Leave out the pictures and transcribe everything else exactly.

* _EXERCISE DATA_
○ ○ ○ ○
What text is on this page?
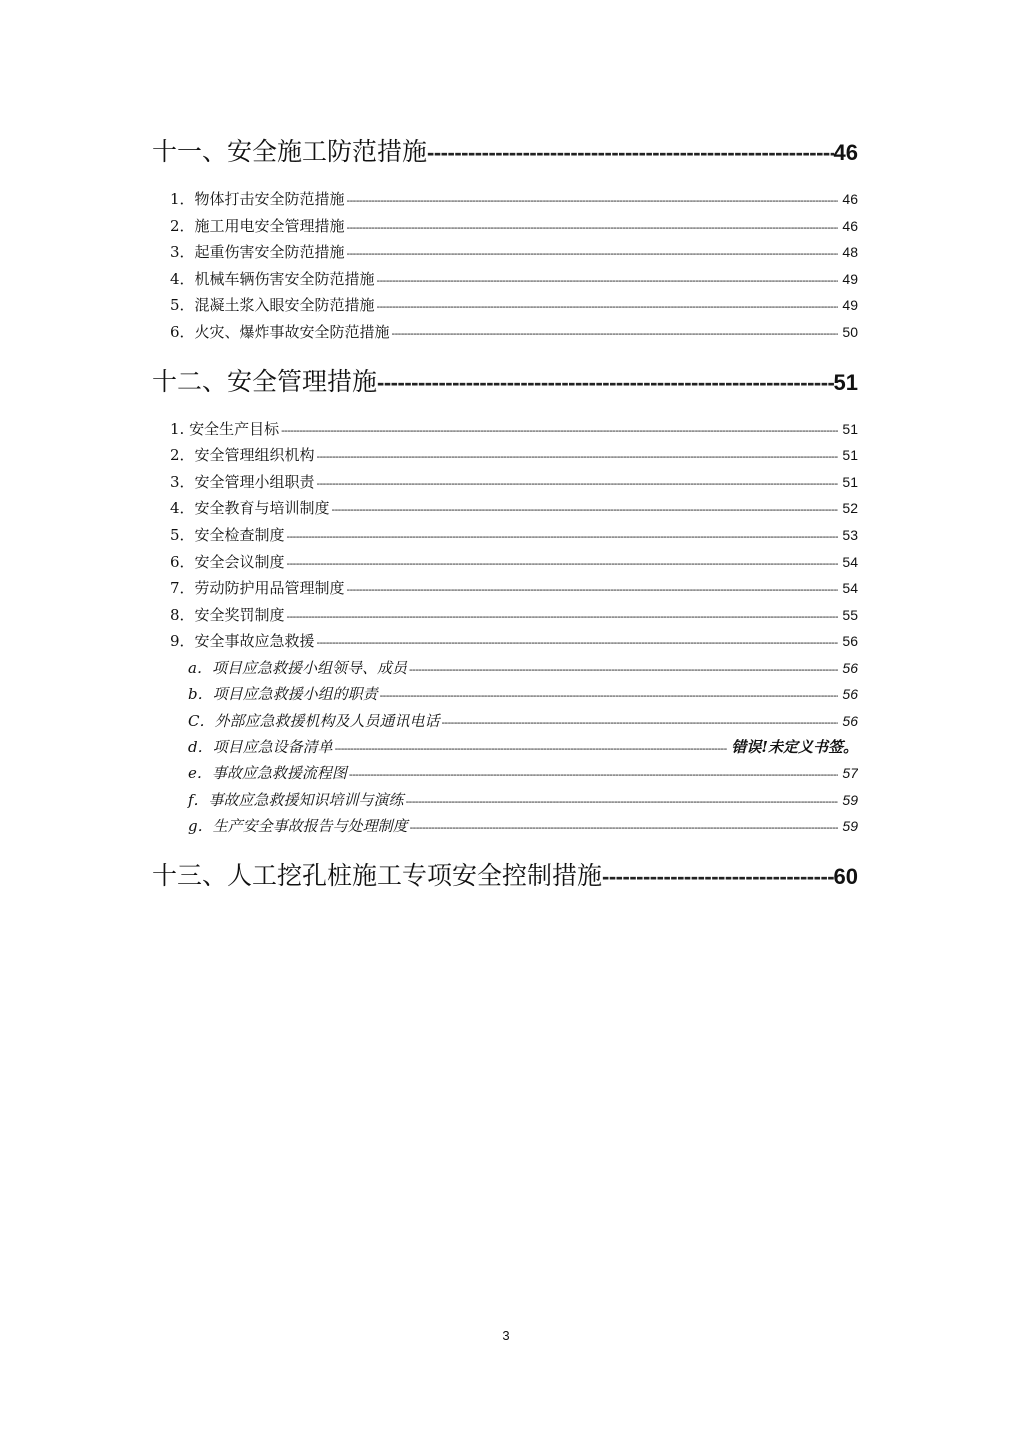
十一、安全施工防范措施 -----	46
1．物体打击安全防范措施 -----	46
2．施工用电安全管理措施 -----	46
3．起重伤害安全防范措施 -----	48
4．机械车辆伤害安全防范措施 -----	49
5．混凝土浆入眼安全防范措施 -----	49
6．火灾、爆炸事故安全防范措施 -----	50
十二、安全管理措施 -----	51
1. 安全生产目标 -----	51
2．安全管理组织机构 -----	51
3．安全管理小组职责 -----	51
4．安全教育与培训制度 -----	52
5．安全检查制度 -----	53
6．安全会议制度 -----	54
7．劳动防护用品管理制度 -----	54
8．安全奖罚制度 -----	55
9．安全事故应急救援 -----	56
a．项目应急救援小组领导、成员 -----	56
b．项目应急救援小组的职责 -----	56
C．外部应急救援机构及人员通讯电话 -----	56
d．项目应急设备清单 -----	错误!未定义书签。
e．事故应急救援流程图 -----	57
f．事故应急救援知识培训与演练 -----	59
g．生产安全事故报告与处理制度 -----	59
十三、人工挖孔桩施工专项安全控制措施 -----	60
3
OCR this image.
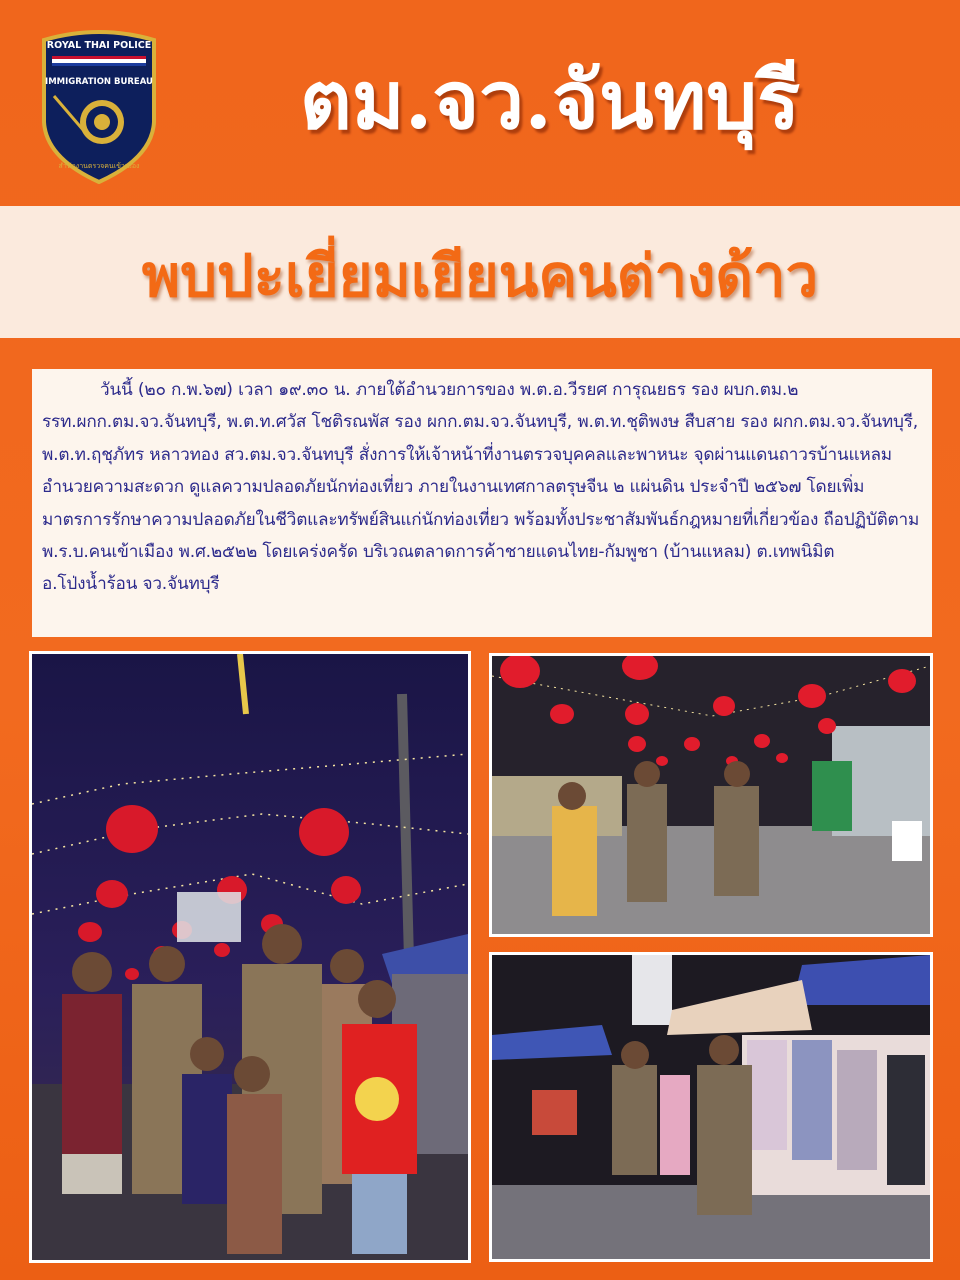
ROYAL THAI POLICE
IMMIGRATION BUREAU
สำนักงานตรวจคนเข้าเมือง
ตม.จว.จันทบุรี
พบปะเยี่ยมเยียนคนต่างด้าว

วันนี้ (๒๐ ก.พ.๖๗) เวลา ๑๙.๓๐ น. ภายใต้อำนวยการของ พ.ต.อ.วีรยศ การุณยธร รอง ผบก.ตม.๒ รรท.ผกก.ตม.จว.จันทบุรี, พ.ต.ท.ศวัส โชติรณพัส รอง ผกก.ตม.จว.จันทบุรี, พ.ต.ท.ชุติพงษ สืบสาย รอง ผกก.ตม.จว.จันทบุรี, พ.ต.ท.ฤชุภัทร หลาวทอง สว.ตม.จว.จันทบุรี สั่งการให้เจ้าหน้าที่งานตรวจบุคคลและพาหนะ จุดผ่านแดนถาวรบ้านแหลม อำนวยความสะดวก ดูแลความปลอดภัยนักท่องเที่ยว ภายในงานเทศกาลตรุษจีน ๒ แผ่นดิน ประจำปี ๒๕๖๗ โดยเพิ่มมาตรการรักษาความปลอดภัยในชีวิตและทรัพย์สินแก่นักท่องเที่ยว พร้อมทั้งประชาสัมพันธ์กฎหมายที่เกี่ยวข้อง ถือปฏิบัติตาม พ.ร.บ.คนเข้าเมือง พ.ศ.๒๕๒๒ โดยเคร่งครัด บริเวณตลาดการค้าชายแดนไทย-กัมพูชา (บ้านแหลม) ต.เทพนิมิต อ.โป่งน้ำร้อน จว.จันทบุรี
○ ○ ○ ○
* _WRITTEN REPLY_
What text is on this page?
十一、安全施工防范措施 -----	46
1．物体打击安全防范措施 -----	46
2．施工用电安全管理措施 -----	46
3．起重伤害安全防范措施 -----	48
4．机械车辆伤害安全防范措施 -----	49
5．混凝土浆入眼安全防范措施 -----	49
6．火灾、爆炸事故安全防范措施 -----	50
十二、安全管理措施 -----	51
1. 安全生产目标 -----	51
2．安全管理组织机构 -----	51
3．安全管理小组职责 -----	51
4．安全教育与培训制度 -----	52
5．安全检查制度 -----	53
6．安全会议制度 -----	54
7．劳动防护用品管理制度 -----	54
8．安全奖罚制度 -----	55
9．安全事故应急救援 -----	56
a．项目应急救援小组领导、成员 -----	56
b．项目应急救援小组的职责 -----	56
C．外部应急救援机构及人员通讯电话 -----	56
d．项目应急设备清单 -----	错误!未定义书签。
e．事故应急救援流程图 -----	57
f．事故应急救援知识培训与演练 -----	59
g．生产安全事故报告与处理制度 -----	59
十三、人工挖孔桩施工专项安全控制措施 -----	60
3
OCR this image.
ROYAL THAI POLICE
IMMIGRATION BUREAU
สำนักงานตรวจคนเข้าเมือง
ตม.จว.จันทบุรี
พบปะเยี่ยมเยียนคนต่างด้าว

วันนี้ (๒๐ ก.พ.๖๗) เวลา ๑๙.๓๐ น. ภายใต้อำนวยการของ พ.ต.อ.วีรยศ การุณยธร รอง ผบก.ตม.๒ รรท.ผกก.ตม.จว.จันทบุรี, พ.ต.ท.ศวัส โชติรณพัส รอง ผกก.ตม.จว.จันทบุรี, พ.ต.ท.ชุติพงษ สืบสาย รอง ผกก.ตม.จว.จันทบุรี, พ.ต.ท.ฤชุภัทร หลาวทอง สว.ตม.จว.จันทบุรี สั่งการให้เจ้าหน้าที่งานตรวจบุคคลและพาหนะ จุดผ่านแดนถาวรบ้านแหลม อำนวยความสะดวก ดูแลความปลอดภัยนักท่องเที่ยว ภายในงานเทศกาลตรุษจีน ๒ แผ่นดิน ประจำปี ๒๕๖๗ โดยเพิ่มมาตรการรักษาความปลอดภัยในชีวิตและทรัพย์สินแก่นักท่องเที่ยว พร้อมทั้งประชาสัมพันธ์กฎหมายที่เกี่ยวข้อง ถือปฏิบัติตาม พ.ร.บ.คนเข้าเมือง พ.ศ.๒๕๒๒ โดยเคร่งครัด บริเวณตลาดการค้าชายแดนไทย-กัมพูชา (บ้านแหลม) ต.เทพนิมิต อ.โป่งน้ำร้อน จว.จันทบุรี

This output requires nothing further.